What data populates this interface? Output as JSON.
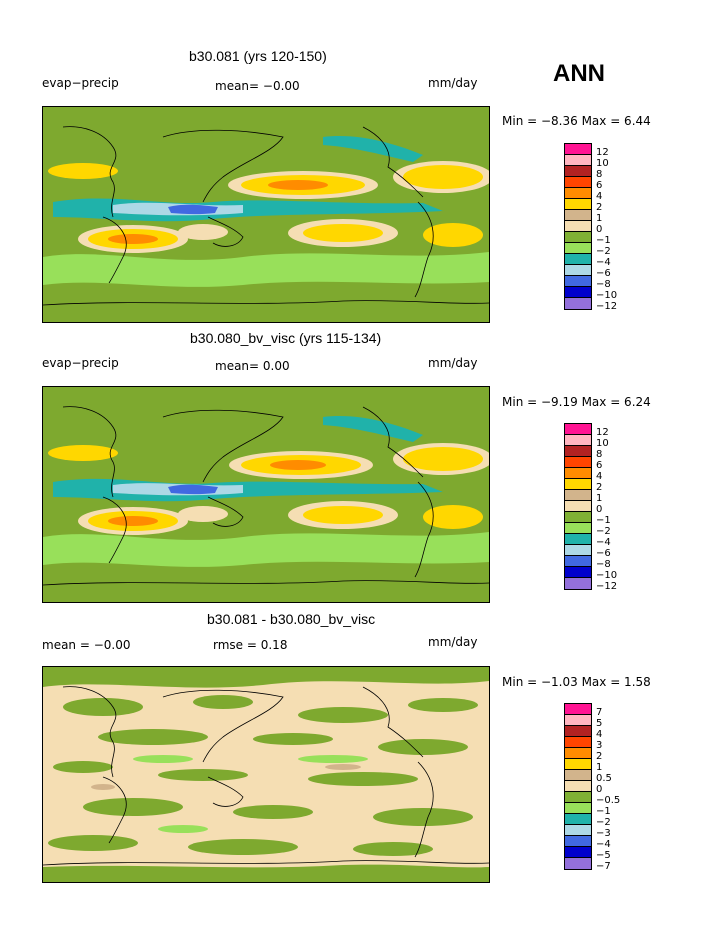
{
  "header": {
    "season": "ANN"
  },
  "panels": [
    {
      "title": "b30.081 (yrs 120-150)",
      "left_label": "evap−precip",
      "center_label": "mean=   −0.00",
      "right_label": "mm/day",
      "minmax": "Min =   −8.36  Max =     6.44"
    },
    {
      "title": "b30.080_bv_visc (yrs 115-134)",
      "left_label": "evap−precip",
      "center_label": "mean=    0.00",
      "right_label": "mm/day",
      "minmax": "Min =   −9.19  Max =     6.24"
    },
    {
      "title": "b30.081 - b30.080_bv_visc",
      "left_label": "mean =   −0.00",
      "center_label": "rmse =    0.18",
      "right_label": "mm/day",
      "minmax": "Min =   −1.03  Max =     1.58"
    }
  ],
  "colorbar_colors": [
    "#ff1493",
    "#ffb6c1",
    "#b22222",
    "#ff4500",
    "#ff8c00",
    "#ffd700",
    "#d2b48c",
    "#f5deb3",
    "#7fb034",
    "#98e05a",
    "#20b2aa",
    "#add8e6",
    "#4169e1",
    "#0000cd",
    "#9370db"
  ],
  "colorbars": [
    {
      "ticks": [
        "12",
        "10",
        "8",
        "6",
        "4",
        "2",
        "1",
        "0",
        "−1",
        "−2",
        "−4",
        "−6",
        "−8",
        "−10",
        "−12"
      ]
    },
    {
      "ticks": [
        "12",
        "10",
        "8",
        "6",
        "4",
        "2",
        "1",
        "0",
        "−1",
        "−2",
        "−4",
        "−6",
        "−8",
        "−10",
        "−12"
      ]
    },
    {
      "ticks": [
        "7",
        "5",
        "4",
        "3",
        "2",
        "1",
        "0.5",
        "0",
        "−0.5",
        "−1",
        "−2",
        "−3",
        "−4",
        "−5",
        "−7"
      ]
    }
  ],
  "chart_data": [
    {
      "type": "heatmap",
      "title": "b30.081 (yrs 120-150)",
      "variable": "evap−precip",
      "units": "mm/day",
      "mean": 0.0,
      "min": -8.36,
      "max": 6.44,
      "levels": [
        -12,
        -10,
        -8,
        -6,
        -4,
        -2,
        -1,
        0,
        1,
        2,
        4,
        6,
        8,
        10,
        12
      ]
    },
    {
      "type": "heatmap",
      "title": "b30.080_bv_visc (yrs 115-134)",
      "variable": "evap−precip",
      "units": "mm/day",
      "mean": 0.0,
      "min": -9.19,
      "max": 6.24,
      "levels": [
        -12,
        -10,
        -8,
        -6,
        -4,
        -2,
        -1,
        0,
        1,
        2,
        4,
        6,
        8,
        10,
        12
      ]
    },
    {
      "type": "heatmap",
      "title": "b30.081 - b30.080_bv_visc",
      "units": "mm/day",
      "mean": 0.0,
      "rmse": 0.18,
      "min": -1.03,
      "max": 1.58,
      "levels": [
        -7,
        -5,
        -4,
        -3,
        -2,
        -1,
        -0.5,
        0,
        0.5,
        1,
        2,
        3,
        4,
        5,
        7
      ]
    }
  ]
}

━━━━━━

* _Challenge_
Quote all of the entries word for word, omitting any pictures.

* _Task output_
What data populates this interface? Output as JSON.
{
  "header": {
    "season": "ANN"
  },
  "panels": [
    {
      "title": "b30.081 (yrs 120-150)",
      "left_label": "evap−precip",
      "center_label": "mean=   −0.00",
      "right_label": "mm/day",
      "minmax": "Min =   −8.36  Max =     6.44"
    },
    {
      "title": "b30.080_bv_visc (yrs 115-134)",
      "left_label": "evap−precip",
      "center_label": "mean=    0.00",
      "right_label": "mm/day",
      "minmax": "Min =   −9.19  Max =     6.24"
    },
    {
      "title": "b30.081 - b30.080_bv_visc",
      "left_label": "mean =   −0.00",
      "center_label": "rmse =    0.18",
      "right_label": "mm/day",
      "minmax": "Min =   −1.03  Max =     1.58"
    }
  ],
  "colorbar_colors": [
    "#ff1493",
    "#ffb6c1",
    "#b22222",
    "#ff4500",
    "#ff8c00",
    "#ffd700",
    "#d2b48c",
    "#f5deb3",
    "#7fb034",
    "#98e05a",
    "#20b2aa",
    "#add8e6",
    "#4169e1",
    "#0000cd",
    "#9370db"
  ],
  "colorbars": [
    {
      "ticks": [
        "12",
        "10",
        "8",
        "6",
        "4",
        "2",
        "1",
        "0",
        "−1",
        "−2",
        "−4",
        "−6",
        "−8",
        "−10",
        "−12"
      ]
    },
    {
      "ticks": [
        "12",
        "10",
        "8",
        "6",
        "4",
        "2",
        "1",
        "0",
        "−1",
        "−2",
        "−4",
        "−6",
        "−8",
        "−10",
        "−12"
      ]
    },
    {
      "ticks": [
        "7",
        "5",
        "4",
        "3",
        "2",
        "1",
        "0.5",
        "0",
        "−0.5",
        "−1",
        "−2",
        "−3",
        "−4",
        "−5",
        "−7"
      ]
    }
  ],
  "chart_data": [
    {
      "type": "heatmap",
      "title": "b30.081 (yrs 120-150)",
      "variable": "evap−precip",
      "units": "mm/day",
      "mean": 0.0,
      "min": -8.36,
      "max": 6.44,
      "levels": [
        -12,
        -10,
        -8,
        -6,
        -4,
        -2,
        -1,
        0,
        1,
        2,
        4,
        6,
        8,
        10,
        12
      ]
    },
    {
      "type": "heatmap",
      "title": "b30.080_bv_visc (yrs 115-134)",
      "variable": "evap−precip",
      "units": "mm/day",
      "mean": 0.0,
      "min": -9.19,
      "max": 6.24,
      "levels": [
        -12,
        -10,
        -8,
        -6,
        -4,
        -2,
        -1,
        0,
        1,
        2,
        4,
        6,
        8,
        10,
        12
      ]
    },
    {
      "type": "heatmap",
      "title": "b30.081 - b30.080_bv_visc",
      "units": "mm/day",
      "mean": 0.0,
      "rmse": 0.18,
      "min": -1.03,
      "max": 1.58,
      "levels": [
        -7,
        -5,
        -4,
        -3,
        -2,
        -1,
        -0.5,
        0,
        0.5,
        1,
        2,
        3,
        4,
        5,
        7
      ]
    }
  ]
}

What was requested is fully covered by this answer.